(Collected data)
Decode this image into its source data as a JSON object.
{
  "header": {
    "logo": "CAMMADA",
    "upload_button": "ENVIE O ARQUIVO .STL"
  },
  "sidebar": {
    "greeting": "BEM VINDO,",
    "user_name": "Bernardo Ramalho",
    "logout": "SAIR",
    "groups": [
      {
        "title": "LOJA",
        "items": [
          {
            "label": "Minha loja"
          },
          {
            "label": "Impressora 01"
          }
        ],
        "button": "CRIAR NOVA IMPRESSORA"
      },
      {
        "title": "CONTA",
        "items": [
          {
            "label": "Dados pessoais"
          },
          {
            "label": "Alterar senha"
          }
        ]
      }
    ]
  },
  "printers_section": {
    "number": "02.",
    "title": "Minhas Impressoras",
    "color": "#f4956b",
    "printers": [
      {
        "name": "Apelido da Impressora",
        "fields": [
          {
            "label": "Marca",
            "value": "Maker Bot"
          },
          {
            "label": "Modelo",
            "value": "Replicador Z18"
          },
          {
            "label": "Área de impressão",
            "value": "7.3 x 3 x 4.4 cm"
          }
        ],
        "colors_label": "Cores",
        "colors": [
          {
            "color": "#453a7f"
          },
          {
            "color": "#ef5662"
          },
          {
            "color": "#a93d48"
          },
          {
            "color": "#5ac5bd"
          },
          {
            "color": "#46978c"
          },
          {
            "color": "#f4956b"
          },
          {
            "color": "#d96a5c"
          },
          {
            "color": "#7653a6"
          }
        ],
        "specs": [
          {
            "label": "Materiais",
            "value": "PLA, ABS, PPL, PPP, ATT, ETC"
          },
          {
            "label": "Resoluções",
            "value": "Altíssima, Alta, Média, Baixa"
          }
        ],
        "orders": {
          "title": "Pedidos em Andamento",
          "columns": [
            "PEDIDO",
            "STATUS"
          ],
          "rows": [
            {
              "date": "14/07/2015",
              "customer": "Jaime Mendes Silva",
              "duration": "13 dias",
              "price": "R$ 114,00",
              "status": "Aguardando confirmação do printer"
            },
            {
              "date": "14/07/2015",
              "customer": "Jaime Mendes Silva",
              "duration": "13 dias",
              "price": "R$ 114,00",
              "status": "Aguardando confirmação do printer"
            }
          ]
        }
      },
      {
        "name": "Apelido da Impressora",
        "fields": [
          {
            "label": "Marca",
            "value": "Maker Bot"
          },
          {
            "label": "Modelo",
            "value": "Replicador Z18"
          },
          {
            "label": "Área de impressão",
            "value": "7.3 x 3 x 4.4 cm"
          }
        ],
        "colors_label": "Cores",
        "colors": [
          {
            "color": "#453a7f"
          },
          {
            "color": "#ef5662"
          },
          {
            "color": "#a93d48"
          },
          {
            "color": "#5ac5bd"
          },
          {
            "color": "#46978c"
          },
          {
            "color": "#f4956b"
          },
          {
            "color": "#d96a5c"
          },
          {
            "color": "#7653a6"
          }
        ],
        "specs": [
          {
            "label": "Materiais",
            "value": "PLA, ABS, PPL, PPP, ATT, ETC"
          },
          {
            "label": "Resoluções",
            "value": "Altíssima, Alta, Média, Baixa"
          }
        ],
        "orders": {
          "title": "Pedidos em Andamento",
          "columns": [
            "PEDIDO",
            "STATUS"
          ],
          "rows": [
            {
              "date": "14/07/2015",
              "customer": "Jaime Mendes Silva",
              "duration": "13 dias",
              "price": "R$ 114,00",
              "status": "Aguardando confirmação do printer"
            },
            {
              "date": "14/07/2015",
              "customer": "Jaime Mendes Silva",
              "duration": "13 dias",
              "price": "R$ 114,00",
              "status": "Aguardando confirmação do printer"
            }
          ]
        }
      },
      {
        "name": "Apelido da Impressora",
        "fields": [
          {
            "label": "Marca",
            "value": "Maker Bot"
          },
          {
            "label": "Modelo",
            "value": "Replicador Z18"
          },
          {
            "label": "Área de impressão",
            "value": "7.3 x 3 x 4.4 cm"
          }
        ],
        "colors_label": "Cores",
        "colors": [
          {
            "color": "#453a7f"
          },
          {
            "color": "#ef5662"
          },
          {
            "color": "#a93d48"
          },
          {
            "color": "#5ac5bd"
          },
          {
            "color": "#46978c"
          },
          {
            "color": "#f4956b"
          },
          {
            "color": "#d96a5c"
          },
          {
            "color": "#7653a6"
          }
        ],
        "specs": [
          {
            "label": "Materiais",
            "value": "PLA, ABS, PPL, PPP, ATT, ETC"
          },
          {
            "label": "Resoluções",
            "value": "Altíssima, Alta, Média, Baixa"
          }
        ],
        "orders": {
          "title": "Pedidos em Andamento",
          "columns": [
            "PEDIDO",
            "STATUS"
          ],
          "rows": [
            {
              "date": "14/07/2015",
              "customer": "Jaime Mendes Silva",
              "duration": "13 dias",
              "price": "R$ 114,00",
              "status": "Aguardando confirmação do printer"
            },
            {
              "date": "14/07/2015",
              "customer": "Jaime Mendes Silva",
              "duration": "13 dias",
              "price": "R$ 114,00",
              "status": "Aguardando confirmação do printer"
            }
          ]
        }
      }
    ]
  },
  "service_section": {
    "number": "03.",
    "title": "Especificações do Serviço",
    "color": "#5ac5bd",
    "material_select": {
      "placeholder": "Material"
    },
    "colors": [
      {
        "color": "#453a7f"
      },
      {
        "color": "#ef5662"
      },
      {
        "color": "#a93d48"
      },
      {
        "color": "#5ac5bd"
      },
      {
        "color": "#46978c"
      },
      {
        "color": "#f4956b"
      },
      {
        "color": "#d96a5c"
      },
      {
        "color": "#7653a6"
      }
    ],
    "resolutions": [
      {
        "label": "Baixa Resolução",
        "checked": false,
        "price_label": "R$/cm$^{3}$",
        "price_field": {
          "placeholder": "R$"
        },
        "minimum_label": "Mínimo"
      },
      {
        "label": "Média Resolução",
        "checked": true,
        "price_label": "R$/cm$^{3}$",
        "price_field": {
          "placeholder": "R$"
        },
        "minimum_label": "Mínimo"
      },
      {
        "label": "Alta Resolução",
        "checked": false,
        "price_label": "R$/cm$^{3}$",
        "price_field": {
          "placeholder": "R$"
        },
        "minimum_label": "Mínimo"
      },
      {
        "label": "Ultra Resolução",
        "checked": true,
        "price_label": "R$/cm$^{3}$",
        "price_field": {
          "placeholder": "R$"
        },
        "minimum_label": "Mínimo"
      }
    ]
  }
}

**Exercise aim:** Write out all the records above again, exactly as they stand.

**Written response:**
Decode this image into its source data as a JSON object.
{
  "header": {
    "logo": "CAMMADA",
    "upload_button": "ENVIE O ARQUIVO .STL"
  },
  "sidebar": {
    "greeting": "BEM VINDO,",
    "user_name": "Bernardo Ramalho",
    "logout": "SAIR",
    "groups": [
      {
        "title": "LOJA",
        "items": [
          {
            "label": "Minha loja"
          },
          {
            "label": "Impressora 01"
          }
        ],
        "button": "CRIAR NOVA IMPRESSORA"
      },
      {
        "title": "CONTA",
        "items": [
          {
            "label": "Dados pessoais"
          },
          {
            "label": "Alterar senha"
          }
        ]
      }
    ]
  },
  "printers_section": {
    "number": "02.",
    "title": "Minhas Impressoras",
    "color": "#f4956b",
    "printers": [
      {
        "name": "Apelido da Impressora",
        "fields": [
          {
            "label": "Marca",
            "value": "Maker Bot"
          },
          {
            "label": "Modelo",
            "value": "Replicador Z18"
          },
          {
            "label": "Área de impressão",
            "value": "7.3 x 3 x 4.4 cm"
          }
        ],
        "colors_label": "Cores",
        "colors": [
          {
            "color": "#453a7f"
          },
          {
            "color": "#ef5662"
          },
          {
            "color": "#a93d48"
          },
          {
            "color": "#5ac5bd"
          },
          {
            "color": "#46978c"
          },
          {
            "color": "#f4956b"
          },
          {
            "color": "#d96a5c"
          },
          {
            "color": "#7653a6"
          }
        ],
        "specs": [
          {
            "label": "Materiais",
            "value": "PLA, ABS, PPL, PPP, ATT, ETC"
          },
          {
            "label": "Resoluções",
            "value": "Altíssima, Alta, Média, Baixa"
          }
        ],
        "orders": {
          "title": "Pedidos em Andamento",
          "columns": [
            "PEDIDO",
            "STATUS"
          ],
          "rows": [
            {
              "date": "14/07/2015",
              "customer": "Jaime Mendes Silva",
              "duration": "13 dias",
              "price": "R$ 114,00",
              "status": "Aguardando confirmação do printer"
            },
            {
              "date": "14/07/2015",
              "customer": "Jaime Mendes Silva",
              "duration": "13 dias",
              "price": "R$ 114,00",
              "status": "Aguardando confirmação do printer"
            }
          ]
        }
      },
      {
        "name": "Apelido da Impressora",
        "fields": [
          {
            "label": "Marca",
            "value": "Maker Bot"
          },
          {
            "label": "Modelo",
            "value": "Replicador Z18"
          },
          {
            "label": "Área de impressão",
            "value": "7.3 x 3 x 4.4 cm"
          }
        ],
        "colors_label": "Cores",
        "colors": [
          {
            "color": "#453a7f"
          },
          {
            "color": "#ef5662"
          },
          {
            "color": "#a93d48"
          },
          {
            "color": "#5ac5bd"
          },
          {
            "color": "#46978c"
          },
          {
            "color": "#f4956b"
          },
          {
            "color": "#d96a5c"
          },
          {
            "color": "#7653a6"
          }
        ],
        "specs": [
          {
            "label": "Materiais",
            "value": "PLA, ABS, PPL, PPP, ATT, ETC"
          },
          {
            "label": "Resoluções",
            "value": "Altíssima, Alta, Média, Baixa"
          }
        ],
        "orders": {
          "title": "Pedidos em Andamento",
          "columns": [
            "PEDIDO",
            "STATUS"
          ],
          "rows": [
            {
              "date": "14/07/2015",
              "customer": "Jaime Mendes Silva",
              "duration": "13 dias",
              "price": "R$ 114,00",
              "status": "Aguardando confirmação do printer"
            },
            {
              "date": "14/07/2015",
              "customer": "Jaime Mendes Silva",
              "duration": "13 dias",
              "price": "R$ 114,00",
              "status": "Aguardando confirmação do printer"
            }
          ]
        }
      },
      {
        "name": "Apelido da Impressora",
        "fields": [
          {
            "label": "Marca",
            "value": "Maker Bot"
          },
          {
            "label": "Modelo",
            "value": "Replicador Z18"
          },
          {
            "label": "Área de impressão",
            "value": "7.3 x 3 x 4.4 cm"
          }
        ],
        "colors_label": "Cores",
        "colors": [
          {
            "color": "#453a7f"
          },
          {
            "color": "#ef5662"
          },
          {
            "color": "#a93d48"
          },
          {
            "color": "#5ac5bd"
          },
          {
            "color": "#46978c"
          },
          {
            "color": "#f4956b"
          },
          {
            "color": "#d96a5c"
          },
          {
            "color": "#7653a6"
          }
        ],
        "specs": [
          {
            "label": "Materiais",
            "value": "PLA, ABS, PPL, PPP, ATT, ETC"
          },
          {
            "label": "Resoluções",
            "value": "Altíssima, Alta, Média, Baixa"
          }
        ],
        "orders": {
          "title": "Pedidos em Andamento",
          "columns": [
            "PEDIDO",
            "STATUS"
          ],
          "rows": [
            {
              "date": "14/07/2015",
              "customer": "Jaime Mendes Silva",
              "duration": "13 dias",
              "price": "R$ 114,00",
              "status": "Aguardando confirmação do printer"
            },
            {
              "date": "14/07/2015",
              "customer": "Jaime Mendes Silva",
              "duration": "13 dias",
              "price": "R$ 114,00",
              "status": "Aguardando confirmação do printer"
            }
          ]
        }
      }
    ]
  },
  "service_section": {
    "number": "03.",
    "title": "Especificações do Serviço",
    "color": "#5ac5bd",
    "material_select": {
      "placeholder": "Material"
    },
    "colors": [
      {
        "color": "#453a7f"
      },
      {
        "color": "#ef5662"
      },
      {
        "color": "#a93d48"
      },
      {
        "color": "#5ac5bd"
      },
      {
        "color": "#46978c"
      },
      {
        "color": "#f4956b"
      },
      {
        "color": "#d96a5c"
      },
      {
        "color": "#7653a6"
      }
    ],
    "resolutions": [
      {
        "label": "Baixa Resolução",
        "checked": false,
        "price_label": "R$/cm$^{3}$",
        "price_field": {
          "placeholder": "R$"
        },
        "minimum_label": "Mínimo"
      },
      {
        "label": "Média Resolução",
        "checked": true,
        "price_label": "R$/cm$^{3}$",
        "price_field": {
          "placeholder": "R$"
        },
        "minimum_label": "Mínimo"
      },
      {
        "label": "Alta Resolução",
        "checked": false,
        "price_label": "R$/cm$^{3}$",
        "price_field": {
          "placeholder": "R$"
        },
        "minimum_label": "Mínimo"
      },
      {
        "label": "Ultra Resolução",
        "checked": true,
        "price_label": "R$/cm$^{3}$",
        "price_field": {
          "placeholder": "R$"
        },
        "minimum_label": "Mínimo"
      }
    ]
  }
}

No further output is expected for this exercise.